(Recorded data)
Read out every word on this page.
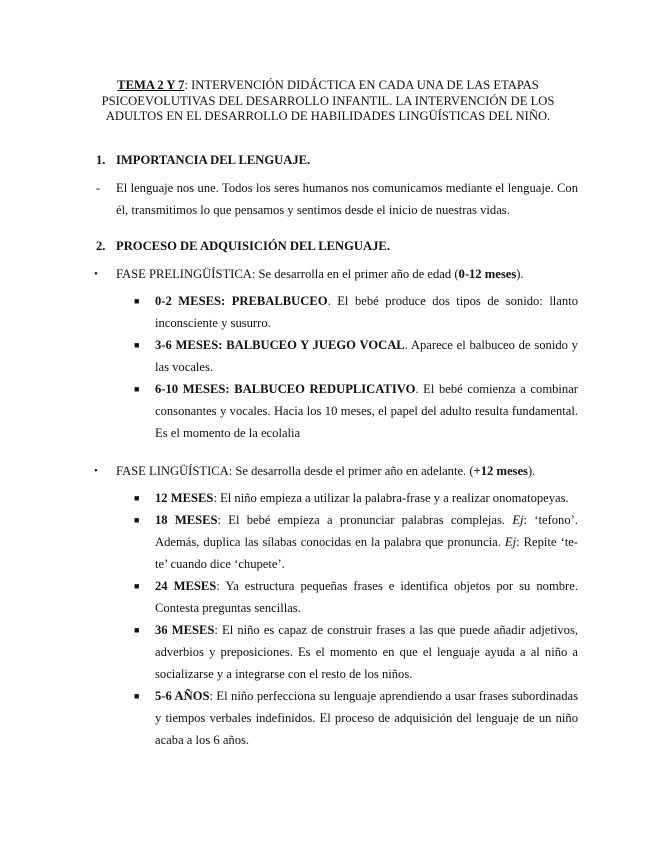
TEMA 2 Y 7: INTERVENCIÓN DIDÁCTICA EN CADA UNA DE LAS ETAPAS PSICOEVOLUTIVAS DEL DESARROLLO INFANTIL. LA INTERVENCIÓN DE LOS ADULTOS EN EL DESARROLLO DE HABILIDADES LINGÜÍSTICAS DEL NIÑO.
1. IMPORTANCIA DEL LENGUAJE.
- El lenguaje nos une. Todos los seres humanos nos comunicamos mediante el lenguaje. Con él, transmitimos lo que pensamos y sentimos desde el inicio de nuestras vidas.
2. PROCESO DE ADQUISICIÓN DEL LENGUAJE.
• FASE PRELINGÜÍSTICA: Se desarrolla en el primer año de edad (0-12 meses).
■ 0-2 MESES: PREBALBUCEO. El bebé produce dos tipos de sonido: llanto inconsciente y susurro.
■ 3-6 MESES: BALBUCEO Y JUEGO VOCAL. Aparece el balbuceo de sonido y las vocales.
■ 6-10 MESES: BALBUCEO REDUPLICATIVO. El bebé comienza a combinar consonantes y vocales. Hacia los 10 meses, el papel del adulto resulta fundamental. Es el momento de la ecolalia
• FASE LINGÜÍSTICA: Se desarrolla desde el primer año en adelante. (+12 meses).
■ 12 MESES: El niño empieza a utilizar la palabra-frase y a realizar onomatopeyas.
■ 18 MESES: El bebé empieza a pronunciar palabras complejas. Ej: ‘tefono’. Además, duplica las sílabas conocidas en la palabra que pronuncia. Ej: Repite ‘te-te’ cuando dice ‘chupete’.
■ 24 MESES: Ya estructura pequeñas frases e identifica objetos por su nombre. Contesta preguntas sencillas.
■ 36 MESES: El niño es capaz de construir frases a las que puede añadir adjetivos, adverbios y preposiciones. Es el momento en que el lenguaje ayuda a al niño a socializarse y a integrarse con el resto de los niños.
■ 5-6 AÑOS: El niño perfecciona su lenguaje aprendiendo a usar frases subordinadas y tiempos verbales indefinidos. El proceso de adquisición del lenguaje de un niño acaba a los 6 años.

YOUR GOAL: Identify each line in the records above that contains the word "FASE", and copy it out in full.

OUTPUT OF THE EXERCISE:
• FASE PRELINGÜÍSTICA: Se desarrolla en el primer año de edad (0-12 meses).
• FASE LINGÜÍSTICA: Se desarrolla desde el primer año en adelante. (+12 meses).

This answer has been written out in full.